**JOB:** Reproduce all records verbatim.

**DATA ROWS:**
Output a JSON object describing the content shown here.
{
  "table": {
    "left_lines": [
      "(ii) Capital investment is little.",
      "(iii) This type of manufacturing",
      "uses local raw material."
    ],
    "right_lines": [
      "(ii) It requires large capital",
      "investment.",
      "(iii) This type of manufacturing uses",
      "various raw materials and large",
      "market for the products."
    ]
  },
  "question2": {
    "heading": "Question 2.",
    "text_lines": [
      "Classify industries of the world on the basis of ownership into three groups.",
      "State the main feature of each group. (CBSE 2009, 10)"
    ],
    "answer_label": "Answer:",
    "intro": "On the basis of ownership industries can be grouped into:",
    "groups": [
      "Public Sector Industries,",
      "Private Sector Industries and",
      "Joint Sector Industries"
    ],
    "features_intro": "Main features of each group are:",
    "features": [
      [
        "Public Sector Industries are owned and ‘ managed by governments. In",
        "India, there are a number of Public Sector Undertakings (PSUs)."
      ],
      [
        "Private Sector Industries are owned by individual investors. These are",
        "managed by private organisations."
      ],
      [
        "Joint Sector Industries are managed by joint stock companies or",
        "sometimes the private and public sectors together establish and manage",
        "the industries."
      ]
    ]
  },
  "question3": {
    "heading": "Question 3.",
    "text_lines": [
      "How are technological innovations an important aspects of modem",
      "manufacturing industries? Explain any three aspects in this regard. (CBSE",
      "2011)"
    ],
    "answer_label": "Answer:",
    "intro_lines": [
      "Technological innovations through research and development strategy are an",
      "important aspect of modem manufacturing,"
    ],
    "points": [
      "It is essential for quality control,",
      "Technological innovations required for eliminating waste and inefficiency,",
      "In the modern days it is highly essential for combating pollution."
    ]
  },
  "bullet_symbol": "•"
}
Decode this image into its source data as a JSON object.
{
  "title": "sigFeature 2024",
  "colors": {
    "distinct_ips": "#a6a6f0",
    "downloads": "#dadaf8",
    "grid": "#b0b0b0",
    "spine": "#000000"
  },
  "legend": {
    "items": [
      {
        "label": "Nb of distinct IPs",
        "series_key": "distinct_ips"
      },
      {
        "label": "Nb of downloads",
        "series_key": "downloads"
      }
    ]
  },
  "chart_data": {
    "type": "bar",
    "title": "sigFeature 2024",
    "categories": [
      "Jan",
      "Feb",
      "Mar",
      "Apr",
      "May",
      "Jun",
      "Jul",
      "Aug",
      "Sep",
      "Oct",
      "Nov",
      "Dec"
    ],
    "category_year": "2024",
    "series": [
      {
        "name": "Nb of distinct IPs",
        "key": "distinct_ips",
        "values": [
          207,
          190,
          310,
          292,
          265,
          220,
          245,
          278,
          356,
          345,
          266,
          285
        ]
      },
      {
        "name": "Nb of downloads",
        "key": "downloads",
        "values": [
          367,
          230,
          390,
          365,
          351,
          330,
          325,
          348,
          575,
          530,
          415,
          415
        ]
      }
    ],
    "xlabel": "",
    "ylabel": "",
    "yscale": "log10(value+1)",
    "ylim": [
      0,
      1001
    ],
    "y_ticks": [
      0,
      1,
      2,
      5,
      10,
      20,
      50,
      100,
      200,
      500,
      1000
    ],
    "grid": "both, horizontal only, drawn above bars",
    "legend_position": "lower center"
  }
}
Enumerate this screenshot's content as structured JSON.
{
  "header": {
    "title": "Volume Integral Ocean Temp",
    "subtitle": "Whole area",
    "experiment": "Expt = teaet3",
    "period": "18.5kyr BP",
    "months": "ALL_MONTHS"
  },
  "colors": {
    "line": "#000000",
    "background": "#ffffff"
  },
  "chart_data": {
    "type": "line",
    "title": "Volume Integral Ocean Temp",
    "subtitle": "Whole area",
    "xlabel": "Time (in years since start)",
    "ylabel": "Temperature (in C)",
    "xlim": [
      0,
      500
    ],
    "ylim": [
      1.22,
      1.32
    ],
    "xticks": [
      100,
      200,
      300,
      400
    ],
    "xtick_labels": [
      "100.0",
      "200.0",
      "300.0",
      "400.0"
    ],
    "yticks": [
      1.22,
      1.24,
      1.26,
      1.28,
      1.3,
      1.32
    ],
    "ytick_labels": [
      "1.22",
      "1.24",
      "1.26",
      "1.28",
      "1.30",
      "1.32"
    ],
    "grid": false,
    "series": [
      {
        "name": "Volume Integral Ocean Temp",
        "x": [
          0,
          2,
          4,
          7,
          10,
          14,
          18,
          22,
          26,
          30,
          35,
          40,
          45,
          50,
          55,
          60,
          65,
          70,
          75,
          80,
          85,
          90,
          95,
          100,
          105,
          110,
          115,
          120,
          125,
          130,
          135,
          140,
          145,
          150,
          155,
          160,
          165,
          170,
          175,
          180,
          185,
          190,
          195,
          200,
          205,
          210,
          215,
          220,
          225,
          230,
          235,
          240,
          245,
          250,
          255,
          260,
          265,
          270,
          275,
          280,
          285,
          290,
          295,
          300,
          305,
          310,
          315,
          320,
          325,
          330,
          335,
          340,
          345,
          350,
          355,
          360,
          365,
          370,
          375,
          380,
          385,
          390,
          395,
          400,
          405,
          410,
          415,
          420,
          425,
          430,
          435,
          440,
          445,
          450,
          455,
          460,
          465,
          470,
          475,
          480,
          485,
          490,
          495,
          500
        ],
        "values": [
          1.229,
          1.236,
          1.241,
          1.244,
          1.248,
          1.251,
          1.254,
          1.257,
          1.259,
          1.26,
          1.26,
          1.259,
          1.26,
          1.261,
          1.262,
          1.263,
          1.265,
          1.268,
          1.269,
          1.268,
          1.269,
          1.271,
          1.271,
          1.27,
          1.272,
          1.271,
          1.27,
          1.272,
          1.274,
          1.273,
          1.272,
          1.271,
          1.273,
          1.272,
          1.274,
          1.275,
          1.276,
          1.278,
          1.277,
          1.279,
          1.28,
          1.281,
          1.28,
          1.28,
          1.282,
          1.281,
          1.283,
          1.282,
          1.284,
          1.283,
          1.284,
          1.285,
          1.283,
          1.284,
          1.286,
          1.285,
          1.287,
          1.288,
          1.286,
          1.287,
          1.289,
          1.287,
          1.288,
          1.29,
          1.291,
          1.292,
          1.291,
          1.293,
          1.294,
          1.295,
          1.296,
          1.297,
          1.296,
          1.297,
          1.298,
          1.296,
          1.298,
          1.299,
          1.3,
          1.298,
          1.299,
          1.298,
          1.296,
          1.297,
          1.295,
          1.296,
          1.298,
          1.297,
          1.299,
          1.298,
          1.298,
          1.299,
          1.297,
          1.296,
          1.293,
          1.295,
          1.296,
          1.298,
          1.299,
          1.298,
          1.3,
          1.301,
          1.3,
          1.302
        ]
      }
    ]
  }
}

**RESULT OF THE TASK:**
Output a JSON object describing the content shown here.
{
  "table": {
    "left_lines": [
      "(ii) Capital investment is little.",
      "(iii) This type of manufacturing",
      "uses local raw material."
    ],
    "right_lines": [
      "(ii) It requires large capital",
      "investment.",
      "(iii) This type of manufacturing uses",
      "various raw materials and large",
      "market for the products."
    ]
  },
  "question2": {
    "heading": "Question 2.",
    "text_lines": [
      "Classify industries of the world on the basis of ownership into three groups.",
      "State the main feature of each group. (CBSE 2009, 10)"
    ],
    "answer_label": "Answer:",
    "intro": "On the basis of ownership industries can be grouped into:",
    "groups": [
      "Public Sector Industries,",
      "Private Sector Industries and",
      "Joint Sector Industries"
    ],
    "features_intro": "Main features of each group are:",
    "features": [
      [
        "Public Sector Industries are owned and ‘ managed by governments. In",
        "India, there are a number of Public Sector Undertakings (PSUs)."
      ],
      [
        "Private Sector Industries are owned by individual investors. These are",
        "managed by private organisations."
      ],
      [
        "Joint Sector Industries are managed by joint stock companies or",
        "sometimes the private and public sectors together establish and manage",
        "the industries."
      ]
    ]
  },
  "question3": {
    "heading": "Question 3.",
    "text_lines": [
      "How are technological innovations an important aspects of modem",
      "manufacturing industries? Explain any three aspects in this regard. (CBSE",
      "2011)"
    ],
    "answer_label": "Answer:",
    "intro_lines": [
      "Technological innovations through research and development strategy are an",
      "important aspect of modem manufacturing,"
    ],
    "points": [
      "It is essential for quality control,",
      "Technological innovations required for eliminating waste and inefficiency,",
      "In the modern days it is highly essential for combating pollution."
    ]
  },
  "bullet_symbol": "•"
}
Decode this image into its source data as a JSON object.
{
  "title": "sigFeature 2024",
  "colors": {
    "distinct_ips": "#a6a6f0",
    "downloads": "#dadaf8",
    "grid": "#b0b0b0",
    "spine": "#000000"
  },
  "legend": {
    "items": [
      {
        "label": "Nb of distinct IPs",
        "series_key": "distinct_ips"
      },
      {
        "label": "Nb of downloads",
        "series_key": "downloads"
      }
    ]
  },
  "chart_data": {
    "type": "bar",
    "title": "sigFeature 2024",
    "categories": [
      "Jan",
      "Feb",
      "Mar",
      "Apr",
      "May",
      "Jun",
      "Jul",
      "Aug",
      "Sep",
      "Oct",
      "Nov",
      "Dec"
    ],
    "category_year": "2024",
    "series": [
      {
        "name": "Nb of distinct IPs",
        "key": "distinct_ips",
        "values": [
          207,
          190,
          310,
          292,
          265,
          220,
          245,
          278,
          356,
          345,
          266,
          285
        ]
      },
      {
        "name": "Nb of downloads",
        "key": "downloads",
        "values": [
          367,
          230,
          390,
          365,
          351,
          330,
          325,
          348,
          575,
          530,
          415,
          415
        ]
      }
    ],
    "xlabel": "",
    "ylabel": "",
    "yscale": "log10(value+1)",
    "ylim": [
      0,
      1001
    ],
    "y_ticks": [
      0,
      1,
      2,
      5,
      10,
      20,
      50,
      100,
      200,
      500,
      1000
    ],
    "grid": "both, horizontal only, drawn above bars",
    "legend_position": "lower center"
  }
}
Enumerate this screenshot's content as structured JSON.
{
  "header": {
    "title": "Volume Integral Ocean Temp",
    "subtitle": "Whole area",
    "experiment": "Expt = teaet3",
    "period": "18.5kyr BP",
    "months": "ALL_MONTHS"
  },
  "colors": {
    "line": "#000000",
    "background": "#ffffff"
  },
  "chart_data": {
    "type": "line",
    "title": "Volume Integral Ocean Temp",
    "subtitle": "Whole area",
    "xlabel": "Time (in years since start)",
    "ylabel": "Temperature (in C)",
    "xlim": [
      0,
      500
    ],
    "ylim": [
      1.22,
      1.32
    ],
    "xticks": [
      100,
      200,
      300,
      400
    ],
    "xtick_labels": [
      "100.0",
      "200.0",
      "300.0",
      "400.0"
    ],
    "yticks": [
      1.22,
      1.24,
      1.26,
      1.28,
      1.3,
      1.32
    ],
    "ytick_labels": [
      "1.22",
      "1.24",
      "1.26",
      "1.28",
      "1.30",
      "1.32"
    ],
    "grid": false,
    "series": [
      {
        "name": "Volume Integral Ocean Temp",
        "x": [
          0,
          2,
          4,
          7,
          10,
          14,
          18,
          22,
          26,
          30,
          35,
          40,
          45,
          50,
          55,
          60,
          65,
          70,
          75,
          80,
          85,
          90,
          95,
          100,
          105,
          110,
          115,
          120,
          125,
          130,
          135,
          140,
          145,
          150,
          155,
          160,
          165,
          170,
          175,
          180,
          185,
          190,
          195,
          200,
          205,
          210,
          215,
          220,
          225,
          230,
          235,
          240,
          245,
          250,
          255,
          260,
          265,
          270,
          275,
          280,
          285,
          290,
          295,
          300,
          305,
          310,
          315,
          320,
          325,
          330,
          335,
          340,
          345,
          350,
          355,
          360,
          365,
          370,
          375,
          380,
          385,
          390,
          395,
          400,
          405,
          410,
          415,
          420,
          425,
          430,
          435,
          440,
          445,
          450,
          455,
          460,
          465,
          470,
          475,
          480,
          485,
          490,
          495,
          500
        ],
        "values": [
          1.229,
          1.236,
          1.241,
          1.244,
          1.248,
          1.251,
          1.254,
          1.257,
          1.259,
          1.26,
          1.26,
          1.259,
          1.26,
          1.261,
          1.262,
          1.263,
          1.265,
          1.268,
          1.269,
          1.268,
          1.269,
          1.271,
          1.271,
          1.27,
          1.272,
          1.271,
          1.27,
          1.272,
          1.274,
          1.273,
          1.272,
          1.271,
          1.273,
          1.272,
          1.274,
          1.275,
          1.276,
          1.278,
          1.277,
          1.279,
          1.28,
          1.281,
          1.28,
          1.28,
          1.282,
          1.281,
          1.283,
          1.282,
          1.284,
          1.283,
          1.284,
          1.285,
          1.283,
          1.284,
          1.286,
          1.285,
          1.287,
          1.288,
          1.286,
          1.287,
          1.289,
          1.287,
          1.288,
          1.29,
          1.291,
          1.292,
          1.291,
          1.293,
          1.294,
          1.295,
          1.296,
          1.297,
          1.296,
          1.297,
          1.298,
          1.296,
          1.298,
          1.299,
          1.3,
          1.298,
          1.299,
          1.298,
          1.296,
          1.297,
          1.295,
          1.296,
          1.298,
          1.297,
          1.299,
          1.298,
          1.298,
          1.299,
          1.297,
          1.296,
          1.293,
          1.295,
          1.296,
          1.298,
          1.299,
          1.298,
          1.3,
          1.301,
          1.3,
          1.302
        ]
      }
    ]
  }
}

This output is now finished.